TASK DIRECTIONS:
Transcribe every line, keeping it exact.

MATERIAL FOR THE TASK:
===============

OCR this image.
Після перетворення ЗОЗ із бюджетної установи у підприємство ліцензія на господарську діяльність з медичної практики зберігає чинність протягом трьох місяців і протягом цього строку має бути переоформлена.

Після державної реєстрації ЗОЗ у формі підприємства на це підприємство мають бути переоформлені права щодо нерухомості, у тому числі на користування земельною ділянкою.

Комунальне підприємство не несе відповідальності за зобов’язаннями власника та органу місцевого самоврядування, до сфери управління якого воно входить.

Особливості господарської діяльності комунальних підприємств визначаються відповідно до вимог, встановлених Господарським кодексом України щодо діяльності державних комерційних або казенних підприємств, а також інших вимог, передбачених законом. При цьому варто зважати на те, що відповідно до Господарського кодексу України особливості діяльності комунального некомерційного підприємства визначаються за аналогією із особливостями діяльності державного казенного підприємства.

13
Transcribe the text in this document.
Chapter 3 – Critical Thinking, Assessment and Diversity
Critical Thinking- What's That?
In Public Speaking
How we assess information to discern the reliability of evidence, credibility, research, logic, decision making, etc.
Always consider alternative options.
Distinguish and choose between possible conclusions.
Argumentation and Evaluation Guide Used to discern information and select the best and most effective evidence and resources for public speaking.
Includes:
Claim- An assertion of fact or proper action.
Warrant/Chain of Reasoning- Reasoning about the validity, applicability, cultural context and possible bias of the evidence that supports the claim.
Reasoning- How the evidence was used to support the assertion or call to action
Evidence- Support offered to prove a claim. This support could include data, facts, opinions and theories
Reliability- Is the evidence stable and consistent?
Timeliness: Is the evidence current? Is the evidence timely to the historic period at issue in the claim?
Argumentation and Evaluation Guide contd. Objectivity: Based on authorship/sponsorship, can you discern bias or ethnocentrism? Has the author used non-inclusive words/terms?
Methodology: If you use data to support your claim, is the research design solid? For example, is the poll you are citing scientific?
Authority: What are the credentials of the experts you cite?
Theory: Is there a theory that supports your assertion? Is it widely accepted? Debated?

===============

IN RESPONSE:
OCR this image.
Після перетворення ЗОЗ із бюджетної установи у підприємство ліцензія на господарську діяльність з медичної практики зберігає чинність протягом трьох місяців і протягом цього строку має бути переоформлена.

Після державної реєстрації ЗОЗ у формі підприємства на це підприємство мають бути переоформлені права щодо нерухомості, у тому числі на користування земельною ділянкою.

Комунальне підприємство не несе відповідальності за зобов’язаннями власника та органу місцевого самоврядування, до сфери управління якого воно входить.

Особливості господарської діяльності комунальних підприємств визначаються відповідно до вимог, встановлених Господарським кодексом України щодо діяльності державних комерційних або казенних підприємств, а також інших вимог, передбачених законом. При цьому варто зважати на те, що відповідно до Господарського кодексу України особливості діяльності комунального некомерційного підприємства визначаються за аналогією із особливостями діяльності державного казенного підприємства.

13
Transcribe the text in this document.
Chapter 3 – Critical Thinking, Assessment and Diversity
Critical Thinking- What's That?
In Public Speaking
How we assess information to discern the reliability of evidence, credibility, research, logic, decision making, etc.
Always consider alternative options.
Distinguish and choose between possible conclusions.
Argumentation and Evaluation Guide Used to discern information and select the best and most effective evidence and resources for public speaking.
Includes:
Claim- An assertion of fact or proper action.
Warrant/Chain of Reasoning- Reasoning about the validity, applicability, cultural context and possible bias of the evidence that supports the claim.
Reasoning- How the evidence was used to support the assertion or call to action
Evidence- Support offered to prove a claim. This support could include data, facts, opinions and theories
Reliability- Is the evidence stable and consistent?
Timeliness: Is the evidence current? Is the evidence timely to the historic period at issue in the claim?
Argumentation and Evaluation Guide contd. Objectivity: Based on authorship/sponsorship, can you discern bias or ethnocentrism? Has the author used non-inclusive words/terms?
Methodology: If you use data to support your claim, is the research design solid? For example, is the poll you are citing scientific?
Authority: What are the credentials of the experts you cite?
Theory: Is there a theory that supports your assertion? Is it widely accepted? Debated?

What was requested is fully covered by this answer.